**SHORT EXERCISE:** Filter the entries below, keeping every line that has the word "bizsoft".

[Source records]
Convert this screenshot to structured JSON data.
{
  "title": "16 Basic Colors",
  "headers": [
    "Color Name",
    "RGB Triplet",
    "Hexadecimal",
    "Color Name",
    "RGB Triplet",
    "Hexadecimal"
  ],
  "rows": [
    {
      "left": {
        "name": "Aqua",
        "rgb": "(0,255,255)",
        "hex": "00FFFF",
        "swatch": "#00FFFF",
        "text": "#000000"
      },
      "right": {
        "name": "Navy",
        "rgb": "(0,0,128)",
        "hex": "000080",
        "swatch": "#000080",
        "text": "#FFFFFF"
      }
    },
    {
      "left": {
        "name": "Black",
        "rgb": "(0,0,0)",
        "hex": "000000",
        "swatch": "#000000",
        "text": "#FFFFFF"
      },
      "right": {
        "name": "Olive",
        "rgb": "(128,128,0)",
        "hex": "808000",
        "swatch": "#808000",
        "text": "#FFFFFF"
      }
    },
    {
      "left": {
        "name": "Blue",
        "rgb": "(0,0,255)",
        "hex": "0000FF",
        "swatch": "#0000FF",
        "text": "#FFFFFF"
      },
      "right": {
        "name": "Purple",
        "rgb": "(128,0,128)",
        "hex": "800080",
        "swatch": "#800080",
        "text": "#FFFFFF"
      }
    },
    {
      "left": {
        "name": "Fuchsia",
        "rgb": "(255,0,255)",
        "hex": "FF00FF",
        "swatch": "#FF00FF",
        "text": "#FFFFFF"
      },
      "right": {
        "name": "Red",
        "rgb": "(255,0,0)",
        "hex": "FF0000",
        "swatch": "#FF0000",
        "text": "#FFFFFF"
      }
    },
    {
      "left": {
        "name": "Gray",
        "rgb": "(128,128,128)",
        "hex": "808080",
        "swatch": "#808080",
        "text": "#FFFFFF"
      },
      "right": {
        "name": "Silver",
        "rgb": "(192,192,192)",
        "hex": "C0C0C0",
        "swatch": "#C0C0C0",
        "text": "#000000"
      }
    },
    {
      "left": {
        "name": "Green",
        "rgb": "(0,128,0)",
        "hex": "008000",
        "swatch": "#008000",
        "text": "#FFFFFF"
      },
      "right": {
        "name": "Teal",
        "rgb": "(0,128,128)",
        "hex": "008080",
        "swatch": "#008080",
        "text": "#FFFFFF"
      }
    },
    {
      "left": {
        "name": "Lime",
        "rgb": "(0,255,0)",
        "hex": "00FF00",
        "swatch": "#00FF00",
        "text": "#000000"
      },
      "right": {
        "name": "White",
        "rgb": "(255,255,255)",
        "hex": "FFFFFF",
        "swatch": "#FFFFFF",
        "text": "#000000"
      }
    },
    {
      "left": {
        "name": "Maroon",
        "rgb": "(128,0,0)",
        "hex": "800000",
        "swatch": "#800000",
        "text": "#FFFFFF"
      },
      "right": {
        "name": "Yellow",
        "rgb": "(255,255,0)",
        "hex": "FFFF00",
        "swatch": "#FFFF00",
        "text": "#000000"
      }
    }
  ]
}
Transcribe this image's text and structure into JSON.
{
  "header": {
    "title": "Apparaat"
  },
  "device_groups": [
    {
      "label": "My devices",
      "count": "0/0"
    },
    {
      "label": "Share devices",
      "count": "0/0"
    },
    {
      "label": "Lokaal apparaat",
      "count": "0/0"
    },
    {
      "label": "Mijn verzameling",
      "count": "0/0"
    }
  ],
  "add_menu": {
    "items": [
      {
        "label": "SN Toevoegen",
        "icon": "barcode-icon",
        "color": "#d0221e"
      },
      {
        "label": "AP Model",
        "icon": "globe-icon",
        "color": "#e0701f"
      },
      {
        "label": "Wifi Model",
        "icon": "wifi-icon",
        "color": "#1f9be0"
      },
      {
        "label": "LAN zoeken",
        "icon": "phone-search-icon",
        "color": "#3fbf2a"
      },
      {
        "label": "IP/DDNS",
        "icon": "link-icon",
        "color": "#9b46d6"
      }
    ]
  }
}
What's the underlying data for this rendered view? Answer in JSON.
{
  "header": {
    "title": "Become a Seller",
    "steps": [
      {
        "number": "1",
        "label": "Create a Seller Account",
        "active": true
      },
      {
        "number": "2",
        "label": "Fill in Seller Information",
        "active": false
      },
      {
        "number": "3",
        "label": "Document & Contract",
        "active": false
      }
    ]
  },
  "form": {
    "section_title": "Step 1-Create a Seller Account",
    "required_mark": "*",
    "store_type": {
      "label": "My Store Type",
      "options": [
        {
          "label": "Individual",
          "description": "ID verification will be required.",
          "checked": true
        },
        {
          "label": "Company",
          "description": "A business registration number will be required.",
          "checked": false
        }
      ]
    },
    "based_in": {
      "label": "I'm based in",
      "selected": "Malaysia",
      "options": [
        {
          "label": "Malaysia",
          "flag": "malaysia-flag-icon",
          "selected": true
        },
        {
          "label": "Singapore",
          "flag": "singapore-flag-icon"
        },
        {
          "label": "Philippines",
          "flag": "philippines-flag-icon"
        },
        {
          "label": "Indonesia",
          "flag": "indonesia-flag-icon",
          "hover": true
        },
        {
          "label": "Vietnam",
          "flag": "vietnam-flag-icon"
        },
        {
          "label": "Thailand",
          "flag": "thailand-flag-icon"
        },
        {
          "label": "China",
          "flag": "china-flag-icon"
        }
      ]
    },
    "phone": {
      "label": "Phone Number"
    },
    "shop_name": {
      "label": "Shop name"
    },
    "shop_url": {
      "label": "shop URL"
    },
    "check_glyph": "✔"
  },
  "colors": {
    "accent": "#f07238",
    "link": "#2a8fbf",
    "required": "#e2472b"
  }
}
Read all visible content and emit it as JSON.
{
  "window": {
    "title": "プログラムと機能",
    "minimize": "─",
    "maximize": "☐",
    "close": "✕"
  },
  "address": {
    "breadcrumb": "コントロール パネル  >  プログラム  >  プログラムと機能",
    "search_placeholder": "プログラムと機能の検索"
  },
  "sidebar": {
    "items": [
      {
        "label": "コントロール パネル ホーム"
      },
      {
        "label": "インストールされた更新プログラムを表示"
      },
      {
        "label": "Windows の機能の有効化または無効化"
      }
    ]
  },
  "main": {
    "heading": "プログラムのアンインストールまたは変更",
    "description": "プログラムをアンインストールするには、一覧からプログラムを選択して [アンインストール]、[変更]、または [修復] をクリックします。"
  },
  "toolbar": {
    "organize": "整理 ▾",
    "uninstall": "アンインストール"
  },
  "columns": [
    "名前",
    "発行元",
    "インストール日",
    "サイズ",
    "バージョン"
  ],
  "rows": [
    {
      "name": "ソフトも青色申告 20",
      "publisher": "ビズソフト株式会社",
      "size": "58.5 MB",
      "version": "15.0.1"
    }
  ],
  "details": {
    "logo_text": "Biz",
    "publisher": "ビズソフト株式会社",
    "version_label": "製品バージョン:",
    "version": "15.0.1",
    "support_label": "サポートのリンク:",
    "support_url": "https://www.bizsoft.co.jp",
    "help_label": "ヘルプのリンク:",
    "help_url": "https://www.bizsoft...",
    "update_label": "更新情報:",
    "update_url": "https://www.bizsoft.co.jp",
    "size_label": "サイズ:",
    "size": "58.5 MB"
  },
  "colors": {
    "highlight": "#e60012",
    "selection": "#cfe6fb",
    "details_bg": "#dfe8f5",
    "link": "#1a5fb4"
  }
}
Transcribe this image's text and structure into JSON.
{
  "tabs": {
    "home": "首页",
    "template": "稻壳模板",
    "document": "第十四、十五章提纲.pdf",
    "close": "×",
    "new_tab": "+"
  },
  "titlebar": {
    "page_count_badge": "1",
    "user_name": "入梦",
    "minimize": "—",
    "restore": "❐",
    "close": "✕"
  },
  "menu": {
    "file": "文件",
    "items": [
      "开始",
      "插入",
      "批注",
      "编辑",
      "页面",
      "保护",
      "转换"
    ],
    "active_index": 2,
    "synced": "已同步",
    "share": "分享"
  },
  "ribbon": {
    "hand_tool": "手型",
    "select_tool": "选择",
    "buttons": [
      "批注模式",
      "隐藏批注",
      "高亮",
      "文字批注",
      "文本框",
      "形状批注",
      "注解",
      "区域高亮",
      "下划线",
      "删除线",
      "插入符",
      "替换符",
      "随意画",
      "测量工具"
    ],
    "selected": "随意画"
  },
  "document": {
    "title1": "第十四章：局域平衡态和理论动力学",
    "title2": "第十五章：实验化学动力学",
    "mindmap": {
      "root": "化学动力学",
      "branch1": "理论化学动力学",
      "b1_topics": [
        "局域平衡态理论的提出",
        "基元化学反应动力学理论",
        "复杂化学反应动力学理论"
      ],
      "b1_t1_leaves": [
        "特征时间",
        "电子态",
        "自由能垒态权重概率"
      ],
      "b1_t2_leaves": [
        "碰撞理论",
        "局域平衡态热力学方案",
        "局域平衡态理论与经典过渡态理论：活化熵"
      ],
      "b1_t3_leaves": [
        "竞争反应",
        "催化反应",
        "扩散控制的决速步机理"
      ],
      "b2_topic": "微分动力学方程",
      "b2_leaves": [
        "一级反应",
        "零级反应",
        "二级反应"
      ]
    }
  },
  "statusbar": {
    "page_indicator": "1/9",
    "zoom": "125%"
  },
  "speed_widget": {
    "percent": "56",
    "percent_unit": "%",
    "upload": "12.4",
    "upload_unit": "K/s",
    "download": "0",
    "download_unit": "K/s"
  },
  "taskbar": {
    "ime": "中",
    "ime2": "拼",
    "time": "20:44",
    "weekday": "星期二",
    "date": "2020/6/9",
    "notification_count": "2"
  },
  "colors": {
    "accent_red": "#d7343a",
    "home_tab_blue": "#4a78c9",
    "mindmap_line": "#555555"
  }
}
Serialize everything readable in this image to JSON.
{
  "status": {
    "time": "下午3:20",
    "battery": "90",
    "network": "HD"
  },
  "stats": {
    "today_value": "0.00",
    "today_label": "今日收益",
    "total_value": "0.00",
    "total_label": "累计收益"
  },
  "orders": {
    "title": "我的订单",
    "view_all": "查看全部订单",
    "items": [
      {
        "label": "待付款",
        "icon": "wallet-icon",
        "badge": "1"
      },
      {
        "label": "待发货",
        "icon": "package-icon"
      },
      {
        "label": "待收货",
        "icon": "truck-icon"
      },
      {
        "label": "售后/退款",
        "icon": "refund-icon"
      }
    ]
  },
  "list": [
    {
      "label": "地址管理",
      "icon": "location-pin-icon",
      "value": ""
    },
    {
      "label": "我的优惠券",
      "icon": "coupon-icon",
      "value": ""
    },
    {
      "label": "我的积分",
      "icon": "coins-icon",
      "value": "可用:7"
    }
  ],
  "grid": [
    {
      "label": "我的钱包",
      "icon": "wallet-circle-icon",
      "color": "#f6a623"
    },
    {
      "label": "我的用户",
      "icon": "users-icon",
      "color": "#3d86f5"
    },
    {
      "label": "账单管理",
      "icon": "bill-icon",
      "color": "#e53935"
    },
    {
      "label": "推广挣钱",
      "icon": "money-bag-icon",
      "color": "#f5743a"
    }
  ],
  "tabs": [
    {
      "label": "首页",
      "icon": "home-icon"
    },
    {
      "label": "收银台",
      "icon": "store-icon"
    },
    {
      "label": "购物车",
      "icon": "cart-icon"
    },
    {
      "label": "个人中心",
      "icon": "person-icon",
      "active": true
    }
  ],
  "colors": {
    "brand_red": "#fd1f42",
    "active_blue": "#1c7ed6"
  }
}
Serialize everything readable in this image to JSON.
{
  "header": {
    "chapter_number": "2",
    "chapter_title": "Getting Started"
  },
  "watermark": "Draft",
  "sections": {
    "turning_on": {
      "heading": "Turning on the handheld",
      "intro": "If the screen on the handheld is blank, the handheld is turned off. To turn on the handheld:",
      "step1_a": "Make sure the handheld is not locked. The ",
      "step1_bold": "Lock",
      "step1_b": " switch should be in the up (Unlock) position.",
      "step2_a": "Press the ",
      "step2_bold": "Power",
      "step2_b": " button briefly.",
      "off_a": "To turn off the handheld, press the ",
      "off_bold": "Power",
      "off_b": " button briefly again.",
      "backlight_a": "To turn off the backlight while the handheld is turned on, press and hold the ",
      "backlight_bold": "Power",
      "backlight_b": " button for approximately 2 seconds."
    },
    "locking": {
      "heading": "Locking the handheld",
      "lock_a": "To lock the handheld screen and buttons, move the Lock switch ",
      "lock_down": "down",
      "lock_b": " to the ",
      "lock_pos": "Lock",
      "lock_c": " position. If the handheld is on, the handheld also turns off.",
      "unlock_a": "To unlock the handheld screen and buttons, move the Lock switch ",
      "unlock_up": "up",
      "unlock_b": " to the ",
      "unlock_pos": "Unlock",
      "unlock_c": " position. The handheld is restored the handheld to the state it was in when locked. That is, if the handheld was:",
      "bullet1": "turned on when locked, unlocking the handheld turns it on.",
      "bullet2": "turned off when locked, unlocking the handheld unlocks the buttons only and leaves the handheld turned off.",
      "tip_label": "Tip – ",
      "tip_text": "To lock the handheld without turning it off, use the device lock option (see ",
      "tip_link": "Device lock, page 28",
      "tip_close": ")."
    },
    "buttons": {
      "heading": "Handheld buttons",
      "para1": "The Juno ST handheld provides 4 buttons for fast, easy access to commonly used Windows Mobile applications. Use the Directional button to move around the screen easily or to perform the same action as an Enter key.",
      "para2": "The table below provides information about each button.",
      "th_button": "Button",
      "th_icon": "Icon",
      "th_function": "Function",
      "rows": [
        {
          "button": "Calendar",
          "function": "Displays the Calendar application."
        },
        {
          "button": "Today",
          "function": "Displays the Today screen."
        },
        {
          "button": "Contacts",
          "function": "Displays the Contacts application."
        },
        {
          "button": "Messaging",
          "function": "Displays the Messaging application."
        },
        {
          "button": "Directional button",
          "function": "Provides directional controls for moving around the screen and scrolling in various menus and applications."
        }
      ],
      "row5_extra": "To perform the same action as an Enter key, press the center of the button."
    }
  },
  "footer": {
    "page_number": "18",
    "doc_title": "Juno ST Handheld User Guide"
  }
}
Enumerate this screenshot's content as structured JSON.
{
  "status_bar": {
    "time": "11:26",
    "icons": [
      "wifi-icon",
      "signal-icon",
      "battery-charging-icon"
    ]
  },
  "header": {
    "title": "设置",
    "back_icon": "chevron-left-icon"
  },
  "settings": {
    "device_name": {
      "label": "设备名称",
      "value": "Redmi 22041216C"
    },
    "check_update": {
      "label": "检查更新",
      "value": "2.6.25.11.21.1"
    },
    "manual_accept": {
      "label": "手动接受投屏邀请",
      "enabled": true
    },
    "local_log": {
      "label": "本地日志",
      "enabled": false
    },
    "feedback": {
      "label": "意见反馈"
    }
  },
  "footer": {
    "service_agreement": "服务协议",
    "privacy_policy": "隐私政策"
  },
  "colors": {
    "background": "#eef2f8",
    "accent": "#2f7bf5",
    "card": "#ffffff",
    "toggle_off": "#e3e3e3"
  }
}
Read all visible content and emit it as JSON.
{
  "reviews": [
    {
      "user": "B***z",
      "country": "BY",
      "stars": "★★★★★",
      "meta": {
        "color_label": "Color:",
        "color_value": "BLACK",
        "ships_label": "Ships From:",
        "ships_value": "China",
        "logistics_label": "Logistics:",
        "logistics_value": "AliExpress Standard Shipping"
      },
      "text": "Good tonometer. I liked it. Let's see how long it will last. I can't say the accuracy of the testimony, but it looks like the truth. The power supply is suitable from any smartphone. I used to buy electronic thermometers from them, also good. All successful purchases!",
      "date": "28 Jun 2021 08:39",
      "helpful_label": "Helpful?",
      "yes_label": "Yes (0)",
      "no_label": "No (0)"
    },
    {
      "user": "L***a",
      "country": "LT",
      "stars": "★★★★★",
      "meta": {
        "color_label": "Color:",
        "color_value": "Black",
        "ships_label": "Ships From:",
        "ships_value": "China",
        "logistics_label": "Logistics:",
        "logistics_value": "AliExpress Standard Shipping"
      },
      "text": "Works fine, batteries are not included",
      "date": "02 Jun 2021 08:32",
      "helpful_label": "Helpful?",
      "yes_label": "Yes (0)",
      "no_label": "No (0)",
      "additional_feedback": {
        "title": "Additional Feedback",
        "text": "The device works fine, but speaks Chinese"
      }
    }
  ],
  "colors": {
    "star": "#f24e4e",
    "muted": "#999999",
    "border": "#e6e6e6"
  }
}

**EXERCISE OUTPUT:**
    "support_url": "https://www.bizsoft.co.jp",
    "help_url": "https://www.bizsoft...",
    "update_url": "https://www.bizsoft.co.jp",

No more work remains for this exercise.